> **Task objective**: Leave out the pictures and transcribe the rest of the records exactly.
[begin Listing]
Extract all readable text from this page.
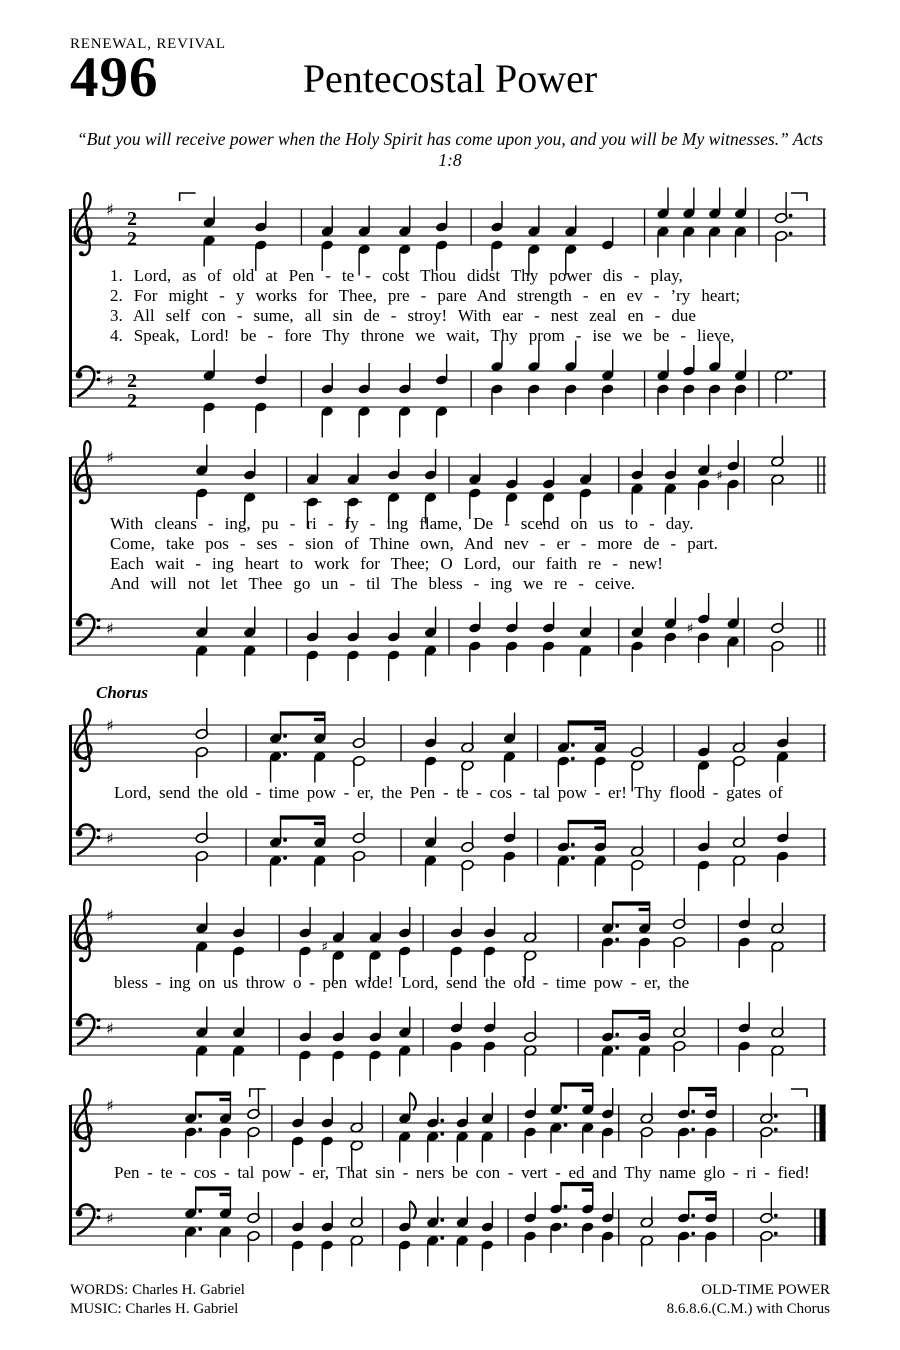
RENEWAL, REVIVAL
496	Pentecostal Power
“But you will receive power when the Holy Spirit has come upon you, and you will be My witnesses.” Acts 1:8
♯ 2
2
1. Lord, as of old at Pen - te - cost Thou didst Thy power dis - play,
2. For might - y works for Thee, pre - pare And strength - en ev - ’ry heart;
3. All self con - sume, all sin de - stroy! With ear - nest zeal en - due
4. Speak, Lord! be - fore Thy throne we wait, Thy prom - ise we be - lieve,
♯ 2
2
♯
♯
With cleans - ing, pu - ri - fy - ing flame, De - scend on us to - day.
Come, take pos - ses - sion of Thine own, And nev - er - more de - part.
Each wait - ing heart to work for Thee; O Lord, our faith re - new!
And will not let Thee go un - til The bless - ing we re - ceive.
♯	♯
Chorus
♯
Lord, send the old - time pow - er, the Pen - te - cos - tal pow - er! Thy flood - gates of
♯
♯
♯
bless - ing on us throw o - pen wide! Lord, send the old - time pow - er, the
♯
♯
Pen - te - cos - tal pow - er, That sin - ners be con - vert - ed and Thy name glo - ri - fied!
♯
WORDS: Charles H. Gabriel
MUSIC: Charles H. Gabriel
OLD-TIME POWER
8.6.8.6.(C.M.) with Chorus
[end Listing]
> **Answer below**:
Extract all readable text from this page.
RENEWAL, REVIVAL
496	Pentecostal Power
“But you will receive power when the Holy Spirit has come upon you, and you will be My witnesses.” Acts 1:8
♯ 2
2
1. Lord, as of old at Pen - te - cost Thou didst Thy power dis - play,
2. For might - y works for Thee, pre - pare And strength - en ev - ’ry heart;
3. All self con - sume, all sin de - stroy! With ear - nest zeal en - due
4. Speak, Lord! be - fore Thy throne we wait, Thy prom - ise we be - lieve,
♯ 2
2
♯
♯
With cleans - ing, pu - ri - fy - ing flame, De - scend on us to - day.
Come, take pos - ses - sion of Thine own, And nev - er - more de - part.
Each wait - ing heart to work for Thee; O Lord, our faith re - new!
And will not let Thee go un - til The bless - ing we re - ceive.
♯	♯
Chorus
♯
Lord, send the old - time pow - er, the Pen - te - cos - tal pow - er! Thy flood - gates of
♯
♯
♯
bless - ing on us throw o - pen wide! Lord, send the old - time pow - er, the
♯
♯
Pen - te - cos - tal pow - er, That sin - ners be con - vert - ed and Thy name glo - ri - fied!
♯
WORDS: Charles H. Gabriel
MUSIC: Charles H. Gabriel
OLD-TIME POWER
8.6.8.6.(C.M.) with Chorus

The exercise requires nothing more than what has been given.